**DATASET RECORDS**
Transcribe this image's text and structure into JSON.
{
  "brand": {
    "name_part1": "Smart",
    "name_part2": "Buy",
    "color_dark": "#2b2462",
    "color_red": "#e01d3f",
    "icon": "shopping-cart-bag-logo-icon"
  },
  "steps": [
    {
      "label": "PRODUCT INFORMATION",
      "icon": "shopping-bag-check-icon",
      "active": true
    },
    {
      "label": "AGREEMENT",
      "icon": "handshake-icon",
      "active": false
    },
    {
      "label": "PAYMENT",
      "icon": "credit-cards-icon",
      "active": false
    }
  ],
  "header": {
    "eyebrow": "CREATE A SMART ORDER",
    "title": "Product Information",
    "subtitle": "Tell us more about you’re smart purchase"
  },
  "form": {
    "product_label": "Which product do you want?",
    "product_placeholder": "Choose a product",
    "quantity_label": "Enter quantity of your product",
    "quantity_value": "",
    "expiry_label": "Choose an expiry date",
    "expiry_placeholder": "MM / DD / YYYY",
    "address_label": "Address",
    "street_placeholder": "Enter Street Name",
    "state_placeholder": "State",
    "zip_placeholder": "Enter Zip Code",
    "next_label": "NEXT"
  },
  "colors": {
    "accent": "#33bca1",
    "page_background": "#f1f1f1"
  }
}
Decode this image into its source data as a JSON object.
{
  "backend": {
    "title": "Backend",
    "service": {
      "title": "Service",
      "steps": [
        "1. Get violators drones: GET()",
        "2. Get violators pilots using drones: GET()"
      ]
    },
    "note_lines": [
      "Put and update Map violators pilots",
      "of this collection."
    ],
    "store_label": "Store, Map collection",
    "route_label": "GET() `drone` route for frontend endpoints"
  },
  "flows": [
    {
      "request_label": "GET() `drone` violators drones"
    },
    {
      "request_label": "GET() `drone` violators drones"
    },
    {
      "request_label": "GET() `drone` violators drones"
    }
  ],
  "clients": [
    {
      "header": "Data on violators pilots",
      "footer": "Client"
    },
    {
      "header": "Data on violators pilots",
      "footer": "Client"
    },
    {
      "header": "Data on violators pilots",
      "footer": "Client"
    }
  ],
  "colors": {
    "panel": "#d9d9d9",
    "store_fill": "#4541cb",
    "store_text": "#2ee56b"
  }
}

**TASK GOAL**
Search the listing above for the string "Enter". Copy every line that contains it.

**TASK RESULT**
    "quantity_label": "Enter quantity of your product",
    "street_placeholder": "Enter Street Name",
    "zip_placeholder": "Enter Zip Code",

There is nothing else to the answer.